■ What you should do
Copy out the data below as written; omit any images.

■ Records shown

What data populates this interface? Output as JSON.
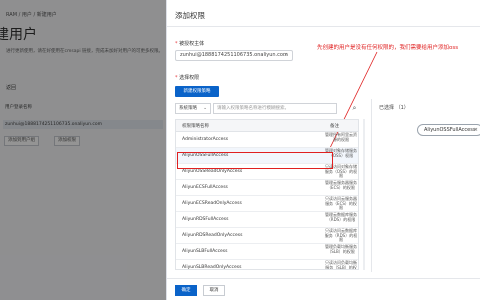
{
  "background": {
    "breadcrumb": "RAM / 用户 / 新建用户",
    "title": "建用户",
    "desc": "进行更新使用，请在好使用在cmsapi 链接，完成未加好对用户的可更多权限。",
    "action": "返回",
    "label1": "用户登录名称",
    "row_value": "zunhui@1888174251106735.onaliyun.com",
    "btn1": "添加到用户组",
    "btn2": "添加权限"
  },
  "panel": {
    "title": "添加权限",
    "principal_label": "被授权主体",
    "principal_value": "zunhui@1888174251106735.onaliyun.com",
    "annotation": "先创建的用户是没有任何权限的，我们需要给用户添加oss",
    "select_label": "选择权限",
    "create_button": "新建权限策略",
    "filter_select": "系统策略",
    "search_placeholder": "请输入权限策略名称进行模糊搜索。",
    "col_name": "权限策略名称",
    "col_desc": "备注",
    "rows": [
      {
        "name": "AdministratorAccess",
        "desc": "管理所有阿里云资源的权限"
      },
      {
        "name": "AliyunOSSFullAccess",
        "desc": "管理对象存储服务（OSS）权限"
      },
      {
        "name": "AliyunOSSReadOnlyAccess",
        "desc": "只读访问对象存储服务（OSS）的权限"
      },
      {
        "name": "AliyunECSFullAccess",
        "desc": "管理云服务器服务（ECS）的权限"
      },
      {
        "name": "AliyunECSReadOnlyAccess",
        "desc": "只读访问云服务器服务（ECS）的权限"
      },
      {
        "name": "AliyunRDSFullAccess",
        "desc": "管理云数据库服务（RDS）的权限"
      },
      {
        "name": "AliyunRDSReadOnlyAccess",
        "desc": "只读访问云数据库服务（RDS）的权限"
      },
      {
        "name": "AliyunSLBFullAccess",
        "desc": "管理负载均衡服务（SLB）的权限"
      },
      {
        "name": "AliyunSLBReadOnlyAccess",
        "desc": "只读访问负载均衡服务（SLB）的权限"
      }
    ],
    "chosen_label": "已选择 （1）",
    "chosen_item": "AliyunOSSFullAccess",
    "ok_button": "确定",
    "cancel_button": "取消"
  }
}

■ Task response
What data populates this interface? Output as JSON.
{
  "background": {
    "breadcrumb": "RAM / 用户 / 新建用户",
    "title": "建用户",
    "desc": "进行更新使用，请在好使用在cmsapi 链接，完成未加好对用户的可更多权限。",
    "action": "返回",
    "label1": "用户登录名称",
    "row_value": "zunhui@1888174251106735.onaliyun.com",
    "btn1": "添加到用户组",
    "btn2": "添加权限"
  },
  "panel": {
    "title": "添加权限",
    "principal_label": "被授权主体",
    "principal_value": "zunhui@1888174251106735.onaliyun.com",
    "annotation": "先创建的用户是没有任何权限的，我们需要给用户添加oss",
    "select_label": "选择权限",
    "create_button": "新建权限策略",
    "filter_select": "系统策略",
    "search_placeholder": "请输入权限策略名称进行模糊搜索。",
    "col_name": "权限策略名称",
    "col_desc": "备注",
    "rows": [
      {
        "name": "AdministratorAccess",
        "desc": "管理所有阿里云资源的权限"
      },
      {
        "name": "AliyunOSSFullAccess",
        "desc": "管理对象存储服务（OSS）权限"
      },
      {
        "name": "AliyunOSSReadOnlyAccess",
        "desc": "只读访问对象存储服务（OSS）的权限"
      },
      {
        "name": "AliyunECSFullAccess",
        "desc": "管理云服务器服务（ECS）的权限"
      },
      {
        "name": "AliyunECSReadOnlyAccess",
        "desc": "只读访问云服务器服务（ECS）的权限"
      },
      {
        "name": "AliyunRDSFullAccess",
        "desc": "管理云数据库服务（RDS）的权限"
      },
      {
        "name": "AliyunRDSReadOnlyAccess",
        "desc": "只读访问云数据库服务（RDS）的权限"
      },
      {
        "name": "AliyunSLBFullAccess",
        "desc": "管理负载均衡服务（SLB）的权限"
      },
      {
        "name": "AliyunSLBReadOnlyAccess",
        "desc": "只读访问负载均衡服务（SLB）的权限"
      }
    ],
    "chosen_label": "已选择 （1）",
    "chosen_item": "AliyunOSSFullAccess",
    "ok_button": "确定",
    "cancel_button": "取消"
  }
}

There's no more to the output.